— start —

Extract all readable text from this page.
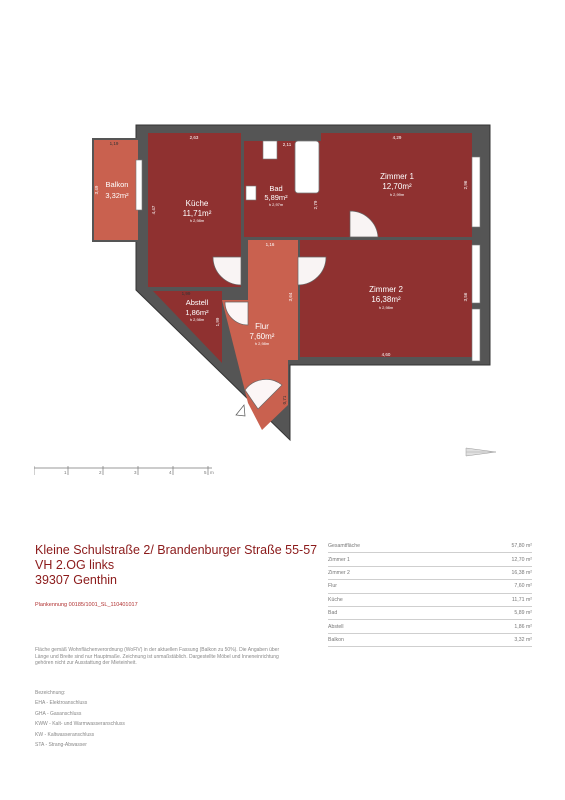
Balkon
3,32m²
Küche
11,71m²
h 2,98m
Bad
5,89m²
h 2,97m
Zimmer 1
12,70m²
h 2,99m
Zimmer 2
16,38m²
h 2,98m
Abstell
1,86m²
h 2,98m
Flur
7,60m²
h 2,98m
1,19
2,63
2,11
4,29
1,16
4,60
1,99
3,49
4,47
2,79
2,96
3,64	3,56
1,99
0,71
1	2	3	4	5 m
Kleine Schulstraße 2/ Brandenburger Straße 55-57
VH 2.OG links
39307 Genthin
Plankennung 00185/1001_SL_110401017
Fläche gemäß Wohnflächenverordnung (WoFlV) in der aktuellen Fassung (Balkon zu 50%). Die Angaben über Länge und Breite sind nur Hauptmaße. Zeichnung ist unmaßstäblich. Dargestellte Möbel und Inneneinrichtung gehören nicht zur Ausstattung der Mieteinheit.
Bezeichnung:
EHA - Elektroanschluss
GHA - Gasanschluss
KWW - Kalt- und Warmwasseranschluss
KW - Kaltwasseranschluss
STA - Strang-Abwasser
Gesamtfläche	57,80 m²
Zimmer 1	12,70 m²
Zimmer 2	16,38 m²
Flur	7,60 m²
Küche	11,71 m²
Bad	5,89 m²
Abstell	1,86 m²
Balkon	3,32 m²
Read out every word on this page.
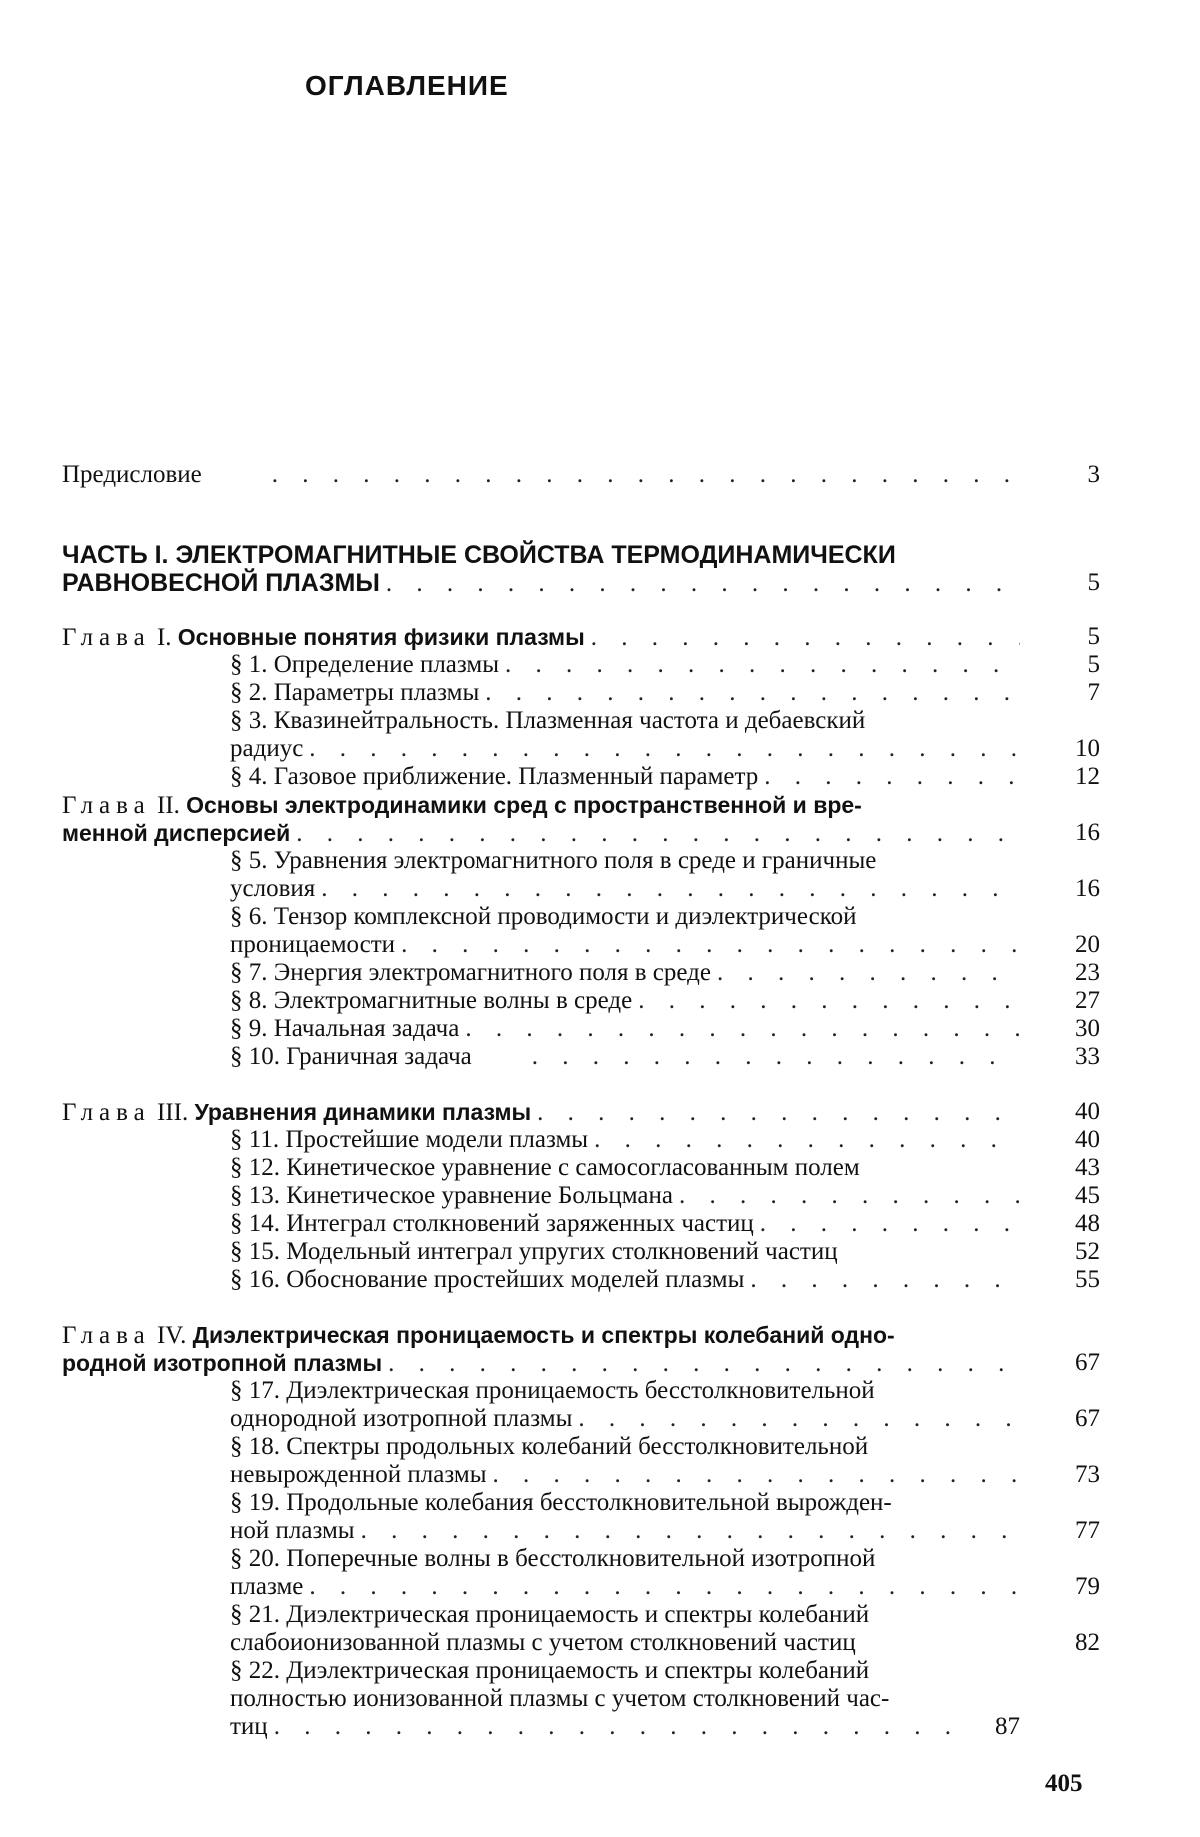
ОГЛАВЛЕНИЕ
Предисловие . . .	3
ЧАСТЬ I. ЭЛЕКТРОМАГНИТНЫЕ СВОЙСТВА ТЕРМОДИНАМИЧЕСКИ
РАВНОВЕСНОЙ ПЛАЗМЫ . . .	5
Глава
I.
Основные понятия физики плазмы . . .	5
§ 1. Определение плазмы . . .	5
§ 2. Параметры плазмы . . .	7
§ 3. Квазинейтральность. Плазменная частота и дебаевский
радиус . . .	10
§ 4. Газовое приближение. Плазменный параметр . . .	12
Глава
II.
Основы электродинамики сред с пространственной и вре-
менной дисперсией . . .	16
§ 5. Уравнения электромагнитного поля в среде и граничные
условия . . .	16
§ 6. Тензор комплексной проводимости и диэлектрической
проницаемости . . .	20
§ 7. Энергия электромагнитного поля в среде . . .	23
§ 8. Электромагнитные волны в среде . . .	27
§ 9. Начальная задача . . .	30
§ 10. Граничная задача . . .	33
Глава
III.
Уравнения динамики плазмы . . .	40
§ 11. Простейшие модели плазмы . . .	40
§ 12. Кинетическое уравнение с самосогласованным полем	43
§ 13. Кинетическое уравнение Больцмана . . .	45
§ 14. Интеграл столкновений заряженных частиц . . .	48
§ 15. Модельный интеграл упругих столкновений частиц	52
§ 16. Обоснование простейших моделей плазмы . . .	55
Глава
IV.
Диэлектрическая проницаемость и спектры колебаний одно-
родной изотропной плазмы . . .	67
§ 17. Диэлектрическая проницаемость бесстолкновительной
однородной изотропной плазмы . . .	67
§ 18. Спектры продольных колебаний бесстолкновительной
невырожденной плазмы . . .	73
§ 19. Продольные колебания бесстолкновительной вырожден-
ной плазмы . . .	77
§ 20. Поперечные волны в бесстолкновительной изотропной
плазме . . .	79
§ 21. Диэлектрическая проницаемость и спектры колебаний
слабоионизованной плазмы с учетом столкновений частиц	82
§ 22. Диэлектрическая проницаемость и спектры колебаний
полностью ионизованной плазмы с учетом столкновений час-
тиц . . .	87
405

— end —

What you need to do:
Exactly reproduce the lines beginning at the one that contains "Read out every word on this page." and ending at the final line of the material, with the pictures left out.

Answer to this problem:
Read out every word on this page.
ОГЛАВЛЕНИЕ
Предисловие . . .	3
ЧАСТЬ I. ЭЛЕКТРОМАГНИТНЫЕ СВОЙСТВА ТЕРМОДИНАМИЧЕСКИ
РАВНОВЕСНОЙ ПЛАЗМЫ . . .	5
Глава
I.
Основные понятия физики плазмы . . .	5
§ 1. Определение плазмы . . .	5
§ 2. Параметры плазмы . . .	7
§ 3. Квазинейтральность. Плазменная частота и дебаевский
радиус . . .	10
§ 4. Газовое приближение. Плазменный параметр . . .	12
Глава
II.
Основы электродинамики сред с пространственной и вре-
менной дисперсией . . .	16
§ 5. Уравнения электромагнитного поля в среде и граничные
условия . . .	16
§ 6. Тензор комплексной проводимости и диэлектрической
проницаемости . . .	20
§ 7. Энергия электромагнитного поля в среде . . .	23
§ 8. Электромагнитные волны в среде . . .	27
§ 9. Начальная задача . . .	30
§ 10. Граничная задача . . .	33
Глава
III.
Уравнения динамики плазмы . . .	40
§ 11. Простейшие модели плазмы . . .	40
§ 12. Кинетическое уравнение с самосогласованным полем	43
§ 13. Кинетическое уравнение Больцмана . . .	45
§ 14. Интеграл столкновений заряженных частиц . . .	48
§ 15. Модельный интеграл упругих столкновений частиц	52
§ 16. Обоснование простейших моделей плазмы . . .	55
Глава
IV.
Диэлектрическая проницаемость и спектры колебаний одно-
родной изотропной плазмы . . .	67
§ 17. Диэлектрическая проницаемость бесстолкновительной
однородной изотропной плазмы . . .	67
§ 18. Спектры продольных колебаний бесстолкновительной
невырожденной плазмы . . .	73
§ 19. Продольные колебания бесстолкновительной вырожден-
ной плазмы . . .	77
§ 20. Поперечные волны в бесстолкновительной изотропной
плазме . . .	79
§ 21. Диэлектрическая проницаемость и спектры колебаний
слабоионизованной плазмы с учетом столкновений частиц	82
§ 22. Диэлектрическая проницаемость и спектры колебаний
полностью ионизованной плазмы с учетом столкновений час-
тиц . . .	87
405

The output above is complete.